Count every line that has the word "конкурентов". Give the number, without anything more.
** BEGIN TASK MATERIAL **
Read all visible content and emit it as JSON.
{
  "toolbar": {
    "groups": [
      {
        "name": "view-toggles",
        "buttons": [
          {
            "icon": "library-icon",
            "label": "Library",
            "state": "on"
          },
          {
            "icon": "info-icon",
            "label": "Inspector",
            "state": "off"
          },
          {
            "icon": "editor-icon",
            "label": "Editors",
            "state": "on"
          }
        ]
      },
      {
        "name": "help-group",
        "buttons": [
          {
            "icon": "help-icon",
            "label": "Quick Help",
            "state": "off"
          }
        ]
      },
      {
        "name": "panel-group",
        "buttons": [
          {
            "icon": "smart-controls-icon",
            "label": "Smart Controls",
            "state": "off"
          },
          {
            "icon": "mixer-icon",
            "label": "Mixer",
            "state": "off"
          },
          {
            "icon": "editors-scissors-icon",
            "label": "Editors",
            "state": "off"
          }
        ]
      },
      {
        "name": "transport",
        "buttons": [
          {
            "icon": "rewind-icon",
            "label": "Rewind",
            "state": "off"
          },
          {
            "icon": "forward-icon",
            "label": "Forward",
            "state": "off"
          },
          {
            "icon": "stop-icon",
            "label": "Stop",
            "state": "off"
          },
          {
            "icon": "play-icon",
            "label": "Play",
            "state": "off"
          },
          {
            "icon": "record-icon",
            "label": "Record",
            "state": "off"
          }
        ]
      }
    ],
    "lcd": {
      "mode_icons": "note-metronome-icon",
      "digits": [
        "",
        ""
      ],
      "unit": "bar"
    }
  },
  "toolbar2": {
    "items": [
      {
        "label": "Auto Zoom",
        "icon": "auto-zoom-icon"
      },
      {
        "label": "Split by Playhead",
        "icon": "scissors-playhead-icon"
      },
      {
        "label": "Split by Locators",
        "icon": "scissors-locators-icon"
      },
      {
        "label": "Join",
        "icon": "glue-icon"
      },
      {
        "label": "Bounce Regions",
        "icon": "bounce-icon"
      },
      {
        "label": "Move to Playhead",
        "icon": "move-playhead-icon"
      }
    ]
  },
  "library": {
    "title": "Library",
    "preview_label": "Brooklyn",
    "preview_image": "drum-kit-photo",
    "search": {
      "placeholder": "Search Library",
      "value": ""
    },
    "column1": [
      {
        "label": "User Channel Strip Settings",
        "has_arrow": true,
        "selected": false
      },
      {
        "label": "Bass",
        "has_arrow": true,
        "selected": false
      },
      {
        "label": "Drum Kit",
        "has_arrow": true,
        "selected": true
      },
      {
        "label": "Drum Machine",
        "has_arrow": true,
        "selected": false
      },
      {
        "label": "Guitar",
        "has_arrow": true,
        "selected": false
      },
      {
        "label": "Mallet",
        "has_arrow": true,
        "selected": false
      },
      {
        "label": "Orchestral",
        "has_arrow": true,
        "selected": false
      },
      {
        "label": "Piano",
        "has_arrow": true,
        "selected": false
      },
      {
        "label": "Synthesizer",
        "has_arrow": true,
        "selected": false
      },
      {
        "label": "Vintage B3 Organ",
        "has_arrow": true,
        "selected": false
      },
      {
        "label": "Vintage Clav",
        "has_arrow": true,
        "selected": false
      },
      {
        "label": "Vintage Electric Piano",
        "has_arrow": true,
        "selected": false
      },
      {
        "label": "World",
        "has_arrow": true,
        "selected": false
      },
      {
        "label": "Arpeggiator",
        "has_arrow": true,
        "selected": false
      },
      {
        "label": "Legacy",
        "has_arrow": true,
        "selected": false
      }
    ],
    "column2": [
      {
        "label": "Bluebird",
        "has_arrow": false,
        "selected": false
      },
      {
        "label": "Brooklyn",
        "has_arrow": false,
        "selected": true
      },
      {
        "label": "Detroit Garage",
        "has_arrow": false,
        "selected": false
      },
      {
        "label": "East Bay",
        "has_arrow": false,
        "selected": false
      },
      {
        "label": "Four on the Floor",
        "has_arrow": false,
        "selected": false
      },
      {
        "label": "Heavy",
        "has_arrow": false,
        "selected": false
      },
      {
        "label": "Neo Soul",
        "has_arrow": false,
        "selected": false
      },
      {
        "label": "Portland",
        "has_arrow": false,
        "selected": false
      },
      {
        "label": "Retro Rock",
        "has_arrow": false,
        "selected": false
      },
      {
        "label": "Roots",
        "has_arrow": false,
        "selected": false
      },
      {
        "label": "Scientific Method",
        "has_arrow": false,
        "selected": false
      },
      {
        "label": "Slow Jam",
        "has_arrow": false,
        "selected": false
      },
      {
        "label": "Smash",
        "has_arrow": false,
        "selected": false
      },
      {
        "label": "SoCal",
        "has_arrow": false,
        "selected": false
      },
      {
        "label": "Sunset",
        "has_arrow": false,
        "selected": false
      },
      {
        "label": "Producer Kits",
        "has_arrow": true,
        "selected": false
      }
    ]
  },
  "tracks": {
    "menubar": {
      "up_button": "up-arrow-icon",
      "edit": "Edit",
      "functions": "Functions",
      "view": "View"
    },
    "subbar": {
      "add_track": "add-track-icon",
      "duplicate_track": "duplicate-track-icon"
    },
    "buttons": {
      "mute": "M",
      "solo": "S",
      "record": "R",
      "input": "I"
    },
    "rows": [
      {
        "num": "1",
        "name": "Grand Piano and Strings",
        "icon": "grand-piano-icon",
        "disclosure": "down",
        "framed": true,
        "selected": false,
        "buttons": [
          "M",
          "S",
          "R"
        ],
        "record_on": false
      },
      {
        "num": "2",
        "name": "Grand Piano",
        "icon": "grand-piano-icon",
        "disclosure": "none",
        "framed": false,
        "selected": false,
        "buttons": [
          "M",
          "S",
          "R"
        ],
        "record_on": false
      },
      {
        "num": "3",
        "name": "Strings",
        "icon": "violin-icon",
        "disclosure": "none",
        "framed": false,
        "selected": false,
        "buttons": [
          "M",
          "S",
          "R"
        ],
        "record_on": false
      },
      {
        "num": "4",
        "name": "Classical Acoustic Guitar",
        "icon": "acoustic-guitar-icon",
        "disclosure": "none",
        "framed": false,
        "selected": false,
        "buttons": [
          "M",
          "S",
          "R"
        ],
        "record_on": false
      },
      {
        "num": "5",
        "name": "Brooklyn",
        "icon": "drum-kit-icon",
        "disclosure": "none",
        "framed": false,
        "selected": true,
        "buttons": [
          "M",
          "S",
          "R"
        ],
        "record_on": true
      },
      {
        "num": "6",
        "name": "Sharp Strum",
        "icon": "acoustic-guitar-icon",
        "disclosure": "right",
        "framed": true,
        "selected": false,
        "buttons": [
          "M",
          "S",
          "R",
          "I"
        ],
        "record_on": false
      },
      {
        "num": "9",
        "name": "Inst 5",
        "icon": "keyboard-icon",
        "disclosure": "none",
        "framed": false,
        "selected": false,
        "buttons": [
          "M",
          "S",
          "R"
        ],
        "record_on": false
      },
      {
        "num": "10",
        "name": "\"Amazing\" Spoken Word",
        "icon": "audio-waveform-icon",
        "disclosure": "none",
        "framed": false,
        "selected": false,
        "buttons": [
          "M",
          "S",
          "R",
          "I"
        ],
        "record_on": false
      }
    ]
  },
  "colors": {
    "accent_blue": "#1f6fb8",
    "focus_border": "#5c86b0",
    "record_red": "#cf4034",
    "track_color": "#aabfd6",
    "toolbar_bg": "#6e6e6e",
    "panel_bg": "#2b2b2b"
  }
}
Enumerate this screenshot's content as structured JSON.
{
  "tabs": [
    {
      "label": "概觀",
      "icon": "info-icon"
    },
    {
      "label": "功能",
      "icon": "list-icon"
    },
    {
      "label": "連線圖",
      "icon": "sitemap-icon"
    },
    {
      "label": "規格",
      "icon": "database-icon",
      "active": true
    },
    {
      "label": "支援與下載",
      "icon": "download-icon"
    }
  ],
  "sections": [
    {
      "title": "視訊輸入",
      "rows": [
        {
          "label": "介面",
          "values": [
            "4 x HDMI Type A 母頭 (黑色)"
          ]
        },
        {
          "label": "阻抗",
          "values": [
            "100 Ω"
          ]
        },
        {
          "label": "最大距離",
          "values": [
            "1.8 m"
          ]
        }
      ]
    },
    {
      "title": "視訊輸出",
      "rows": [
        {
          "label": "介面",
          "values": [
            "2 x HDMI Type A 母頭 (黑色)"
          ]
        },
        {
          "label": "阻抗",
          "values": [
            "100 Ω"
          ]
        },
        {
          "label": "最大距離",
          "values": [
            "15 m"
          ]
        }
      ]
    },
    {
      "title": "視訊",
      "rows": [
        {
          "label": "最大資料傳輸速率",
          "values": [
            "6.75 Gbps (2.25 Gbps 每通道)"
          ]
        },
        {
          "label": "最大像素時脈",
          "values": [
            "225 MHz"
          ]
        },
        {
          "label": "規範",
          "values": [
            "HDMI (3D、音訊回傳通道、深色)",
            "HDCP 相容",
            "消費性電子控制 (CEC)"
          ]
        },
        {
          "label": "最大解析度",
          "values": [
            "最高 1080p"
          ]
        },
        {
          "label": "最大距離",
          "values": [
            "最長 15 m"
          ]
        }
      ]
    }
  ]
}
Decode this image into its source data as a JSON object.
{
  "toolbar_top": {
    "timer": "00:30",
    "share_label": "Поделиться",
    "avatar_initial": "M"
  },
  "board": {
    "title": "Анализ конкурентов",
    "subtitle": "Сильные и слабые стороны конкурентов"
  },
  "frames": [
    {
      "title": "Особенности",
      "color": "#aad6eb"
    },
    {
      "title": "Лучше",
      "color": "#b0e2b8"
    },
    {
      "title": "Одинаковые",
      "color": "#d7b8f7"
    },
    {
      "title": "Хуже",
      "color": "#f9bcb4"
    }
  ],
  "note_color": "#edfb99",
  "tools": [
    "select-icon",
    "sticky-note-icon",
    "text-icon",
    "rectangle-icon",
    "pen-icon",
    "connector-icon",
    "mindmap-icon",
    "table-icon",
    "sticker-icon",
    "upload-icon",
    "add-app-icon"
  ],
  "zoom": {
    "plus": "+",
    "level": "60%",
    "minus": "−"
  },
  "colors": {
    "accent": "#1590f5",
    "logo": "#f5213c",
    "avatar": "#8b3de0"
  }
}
** END TASK MATERIAL **
EXPECTED OUTPUT: 2